> _Work to do_
Find each line with the word "food" in it, then give the total alone.

------ Available records ------

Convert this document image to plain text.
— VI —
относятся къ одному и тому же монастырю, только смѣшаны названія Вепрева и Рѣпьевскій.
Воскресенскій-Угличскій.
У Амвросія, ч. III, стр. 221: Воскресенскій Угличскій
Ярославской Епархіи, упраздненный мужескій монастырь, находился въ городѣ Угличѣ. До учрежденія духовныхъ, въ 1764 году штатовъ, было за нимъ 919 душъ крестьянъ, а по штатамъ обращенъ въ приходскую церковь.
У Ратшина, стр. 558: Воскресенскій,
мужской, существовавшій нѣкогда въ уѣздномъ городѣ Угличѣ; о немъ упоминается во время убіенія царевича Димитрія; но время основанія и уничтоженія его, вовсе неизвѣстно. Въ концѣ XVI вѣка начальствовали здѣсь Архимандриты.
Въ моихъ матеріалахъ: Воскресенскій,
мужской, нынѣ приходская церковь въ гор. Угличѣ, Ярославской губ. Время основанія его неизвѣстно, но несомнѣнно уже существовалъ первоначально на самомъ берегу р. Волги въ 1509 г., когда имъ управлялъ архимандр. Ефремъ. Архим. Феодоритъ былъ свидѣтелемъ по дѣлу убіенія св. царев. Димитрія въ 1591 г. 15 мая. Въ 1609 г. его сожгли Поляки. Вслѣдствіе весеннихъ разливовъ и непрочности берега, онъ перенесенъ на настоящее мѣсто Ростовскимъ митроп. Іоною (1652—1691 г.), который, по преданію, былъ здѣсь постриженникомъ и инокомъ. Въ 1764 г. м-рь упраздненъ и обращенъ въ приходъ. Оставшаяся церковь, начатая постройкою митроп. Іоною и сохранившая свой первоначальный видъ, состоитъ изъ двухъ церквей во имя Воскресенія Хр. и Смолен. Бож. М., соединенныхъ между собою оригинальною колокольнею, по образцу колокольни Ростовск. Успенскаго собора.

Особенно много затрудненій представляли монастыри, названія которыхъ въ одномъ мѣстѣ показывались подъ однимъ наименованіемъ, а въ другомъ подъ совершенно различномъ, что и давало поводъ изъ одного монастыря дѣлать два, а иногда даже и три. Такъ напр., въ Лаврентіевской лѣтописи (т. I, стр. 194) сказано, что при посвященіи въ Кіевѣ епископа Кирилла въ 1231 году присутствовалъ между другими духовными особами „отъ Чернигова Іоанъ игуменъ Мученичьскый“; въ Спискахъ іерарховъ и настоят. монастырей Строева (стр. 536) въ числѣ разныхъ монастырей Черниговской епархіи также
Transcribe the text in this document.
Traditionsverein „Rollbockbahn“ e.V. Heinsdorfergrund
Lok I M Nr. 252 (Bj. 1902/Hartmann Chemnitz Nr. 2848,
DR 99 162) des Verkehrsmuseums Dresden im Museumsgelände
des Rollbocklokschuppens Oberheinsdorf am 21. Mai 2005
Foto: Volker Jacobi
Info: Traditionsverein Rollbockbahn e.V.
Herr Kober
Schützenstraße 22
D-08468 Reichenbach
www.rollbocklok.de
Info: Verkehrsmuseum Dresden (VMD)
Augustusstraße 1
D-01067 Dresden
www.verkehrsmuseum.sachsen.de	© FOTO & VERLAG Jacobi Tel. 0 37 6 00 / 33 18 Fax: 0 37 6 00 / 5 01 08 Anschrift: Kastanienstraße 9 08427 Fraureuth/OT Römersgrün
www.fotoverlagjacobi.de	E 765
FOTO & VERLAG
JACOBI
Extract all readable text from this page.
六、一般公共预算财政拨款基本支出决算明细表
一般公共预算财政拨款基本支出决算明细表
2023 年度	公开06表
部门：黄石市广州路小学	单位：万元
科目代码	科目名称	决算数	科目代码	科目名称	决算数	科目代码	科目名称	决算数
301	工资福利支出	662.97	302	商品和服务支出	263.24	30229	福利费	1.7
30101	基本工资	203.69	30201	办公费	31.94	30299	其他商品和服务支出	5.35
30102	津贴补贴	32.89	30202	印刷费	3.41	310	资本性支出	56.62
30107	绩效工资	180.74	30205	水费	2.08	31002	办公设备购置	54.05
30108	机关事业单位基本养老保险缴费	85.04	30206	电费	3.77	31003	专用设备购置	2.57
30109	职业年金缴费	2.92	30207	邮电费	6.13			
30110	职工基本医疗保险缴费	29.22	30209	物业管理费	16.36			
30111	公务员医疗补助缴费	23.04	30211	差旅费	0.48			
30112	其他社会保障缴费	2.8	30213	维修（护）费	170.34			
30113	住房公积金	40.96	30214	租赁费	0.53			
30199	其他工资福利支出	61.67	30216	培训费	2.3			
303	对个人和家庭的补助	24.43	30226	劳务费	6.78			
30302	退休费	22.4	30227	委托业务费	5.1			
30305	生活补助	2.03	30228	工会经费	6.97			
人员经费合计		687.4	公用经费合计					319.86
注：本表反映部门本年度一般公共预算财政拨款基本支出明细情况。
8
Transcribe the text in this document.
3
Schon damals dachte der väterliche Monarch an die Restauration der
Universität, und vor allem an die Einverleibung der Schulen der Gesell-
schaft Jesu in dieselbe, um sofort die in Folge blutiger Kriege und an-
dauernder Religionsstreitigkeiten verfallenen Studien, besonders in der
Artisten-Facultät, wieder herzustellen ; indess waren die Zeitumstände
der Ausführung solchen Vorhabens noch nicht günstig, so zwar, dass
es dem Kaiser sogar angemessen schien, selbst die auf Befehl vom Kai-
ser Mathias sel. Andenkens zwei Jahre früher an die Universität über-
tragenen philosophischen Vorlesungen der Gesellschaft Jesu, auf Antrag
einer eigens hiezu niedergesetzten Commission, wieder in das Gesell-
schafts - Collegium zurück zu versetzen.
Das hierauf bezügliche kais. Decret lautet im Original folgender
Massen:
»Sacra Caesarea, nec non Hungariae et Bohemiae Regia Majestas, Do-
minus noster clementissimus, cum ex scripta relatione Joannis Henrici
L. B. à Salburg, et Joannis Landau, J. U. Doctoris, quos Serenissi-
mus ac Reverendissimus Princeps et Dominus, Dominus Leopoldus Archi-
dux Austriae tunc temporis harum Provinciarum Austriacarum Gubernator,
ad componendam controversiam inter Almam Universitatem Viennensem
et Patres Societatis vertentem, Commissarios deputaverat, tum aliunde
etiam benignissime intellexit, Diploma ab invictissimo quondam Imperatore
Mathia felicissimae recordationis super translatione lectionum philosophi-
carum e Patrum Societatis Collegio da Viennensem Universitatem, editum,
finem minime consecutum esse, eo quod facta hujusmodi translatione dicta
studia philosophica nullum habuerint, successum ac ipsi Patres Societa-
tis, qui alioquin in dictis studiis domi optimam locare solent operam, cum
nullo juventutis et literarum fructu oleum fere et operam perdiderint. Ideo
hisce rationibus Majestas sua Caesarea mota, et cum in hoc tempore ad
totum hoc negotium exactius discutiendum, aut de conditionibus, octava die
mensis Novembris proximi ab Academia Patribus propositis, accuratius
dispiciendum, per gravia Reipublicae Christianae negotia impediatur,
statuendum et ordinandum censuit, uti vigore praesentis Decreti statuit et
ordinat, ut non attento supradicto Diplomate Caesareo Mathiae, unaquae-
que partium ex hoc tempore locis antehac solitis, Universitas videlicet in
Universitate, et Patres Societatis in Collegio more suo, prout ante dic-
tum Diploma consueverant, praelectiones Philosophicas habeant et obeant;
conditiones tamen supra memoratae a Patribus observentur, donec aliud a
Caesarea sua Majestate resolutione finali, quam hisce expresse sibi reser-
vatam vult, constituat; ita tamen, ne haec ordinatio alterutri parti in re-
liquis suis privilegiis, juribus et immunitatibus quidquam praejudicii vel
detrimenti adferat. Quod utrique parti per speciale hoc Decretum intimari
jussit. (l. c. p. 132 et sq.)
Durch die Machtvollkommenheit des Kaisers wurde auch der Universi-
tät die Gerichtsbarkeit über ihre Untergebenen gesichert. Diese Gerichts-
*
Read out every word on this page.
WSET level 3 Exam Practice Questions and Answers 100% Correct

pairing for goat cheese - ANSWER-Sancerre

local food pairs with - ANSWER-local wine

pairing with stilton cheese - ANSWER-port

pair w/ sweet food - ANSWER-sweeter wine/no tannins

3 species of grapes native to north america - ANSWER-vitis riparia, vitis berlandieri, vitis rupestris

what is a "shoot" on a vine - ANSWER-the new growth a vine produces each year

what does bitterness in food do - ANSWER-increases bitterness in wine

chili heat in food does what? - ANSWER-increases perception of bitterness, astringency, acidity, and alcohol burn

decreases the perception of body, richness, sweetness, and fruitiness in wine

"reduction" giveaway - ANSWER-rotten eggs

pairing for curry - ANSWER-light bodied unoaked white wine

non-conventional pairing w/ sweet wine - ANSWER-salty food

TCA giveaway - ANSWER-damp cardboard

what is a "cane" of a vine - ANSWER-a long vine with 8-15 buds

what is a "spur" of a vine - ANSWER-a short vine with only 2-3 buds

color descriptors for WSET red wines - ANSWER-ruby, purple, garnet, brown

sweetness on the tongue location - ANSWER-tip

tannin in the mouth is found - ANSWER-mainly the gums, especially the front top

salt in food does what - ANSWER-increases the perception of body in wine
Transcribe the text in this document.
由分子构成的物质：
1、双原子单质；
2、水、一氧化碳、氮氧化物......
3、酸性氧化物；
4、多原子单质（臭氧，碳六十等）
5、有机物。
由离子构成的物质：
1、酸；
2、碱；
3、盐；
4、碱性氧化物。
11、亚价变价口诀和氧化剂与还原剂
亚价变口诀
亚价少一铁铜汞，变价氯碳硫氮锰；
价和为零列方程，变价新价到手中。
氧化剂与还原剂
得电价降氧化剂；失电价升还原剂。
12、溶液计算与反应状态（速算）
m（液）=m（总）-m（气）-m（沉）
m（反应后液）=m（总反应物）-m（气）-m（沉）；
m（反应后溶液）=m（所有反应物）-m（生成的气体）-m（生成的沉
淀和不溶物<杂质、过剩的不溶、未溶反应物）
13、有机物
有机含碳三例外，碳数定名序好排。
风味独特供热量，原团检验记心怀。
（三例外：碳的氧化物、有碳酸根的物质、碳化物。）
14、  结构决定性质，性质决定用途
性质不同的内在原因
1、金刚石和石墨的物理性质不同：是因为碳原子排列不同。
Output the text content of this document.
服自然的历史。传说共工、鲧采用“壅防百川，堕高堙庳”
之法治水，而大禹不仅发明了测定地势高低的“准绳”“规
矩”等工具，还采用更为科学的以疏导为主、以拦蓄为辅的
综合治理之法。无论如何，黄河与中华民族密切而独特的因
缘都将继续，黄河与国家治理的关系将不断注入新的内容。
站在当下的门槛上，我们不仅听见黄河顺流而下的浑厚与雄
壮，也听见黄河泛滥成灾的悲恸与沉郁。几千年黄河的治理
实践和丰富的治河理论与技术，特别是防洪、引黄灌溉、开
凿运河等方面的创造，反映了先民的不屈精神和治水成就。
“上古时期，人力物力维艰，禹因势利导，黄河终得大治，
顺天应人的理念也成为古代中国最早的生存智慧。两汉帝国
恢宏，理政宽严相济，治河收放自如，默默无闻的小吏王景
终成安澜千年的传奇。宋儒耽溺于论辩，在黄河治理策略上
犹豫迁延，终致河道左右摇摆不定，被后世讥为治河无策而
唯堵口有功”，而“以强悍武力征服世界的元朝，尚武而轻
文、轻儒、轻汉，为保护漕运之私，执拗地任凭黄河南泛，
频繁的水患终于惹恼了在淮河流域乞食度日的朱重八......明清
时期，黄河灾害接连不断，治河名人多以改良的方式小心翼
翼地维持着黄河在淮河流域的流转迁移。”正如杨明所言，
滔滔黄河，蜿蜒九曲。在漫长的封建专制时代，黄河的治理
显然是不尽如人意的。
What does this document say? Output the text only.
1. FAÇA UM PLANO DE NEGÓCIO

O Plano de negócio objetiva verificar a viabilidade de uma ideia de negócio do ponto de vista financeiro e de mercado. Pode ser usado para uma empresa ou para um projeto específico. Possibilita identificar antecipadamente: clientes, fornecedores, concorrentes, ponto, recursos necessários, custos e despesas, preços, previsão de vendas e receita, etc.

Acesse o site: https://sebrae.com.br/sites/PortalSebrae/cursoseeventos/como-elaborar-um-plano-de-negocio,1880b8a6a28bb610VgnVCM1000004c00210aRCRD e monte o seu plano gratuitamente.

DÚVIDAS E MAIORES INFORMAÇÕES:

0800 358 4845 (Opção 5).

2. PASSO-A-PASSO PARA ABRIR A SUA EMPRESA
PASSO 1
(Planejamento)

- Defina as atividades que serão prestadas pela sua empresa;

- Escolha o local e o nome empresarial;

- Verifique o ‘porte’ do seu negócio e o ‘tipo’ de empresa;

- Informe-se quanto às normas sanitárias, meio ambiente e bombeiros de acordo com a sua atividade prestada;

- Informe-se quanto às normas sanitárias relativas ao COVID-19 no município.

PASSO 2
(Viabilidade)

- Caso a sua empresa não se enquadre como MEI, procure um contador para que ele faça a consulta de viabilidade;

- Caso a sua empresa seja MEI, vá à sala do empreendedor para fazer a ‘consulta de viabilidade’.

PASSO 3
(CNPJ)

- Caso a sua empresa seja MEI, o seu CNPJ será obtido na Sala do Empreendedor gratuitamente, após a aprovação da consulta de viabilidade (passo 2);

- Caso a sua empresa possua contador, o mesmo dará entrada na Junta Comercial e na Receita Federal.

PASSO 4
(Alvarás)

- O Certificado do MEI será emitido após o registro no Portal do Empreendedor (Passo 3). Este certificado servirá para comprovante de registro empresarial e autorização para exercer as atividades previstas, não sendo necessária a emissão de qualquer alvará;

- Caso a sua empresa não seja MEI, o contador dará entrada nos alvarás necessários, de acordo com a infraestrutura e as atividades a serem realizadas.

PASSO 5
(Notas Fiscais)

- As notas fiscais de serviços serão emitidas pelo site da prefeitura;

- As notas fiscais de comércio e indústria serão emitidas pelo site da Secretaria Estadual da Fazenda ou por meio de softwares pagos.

------

> _Exercise response_
6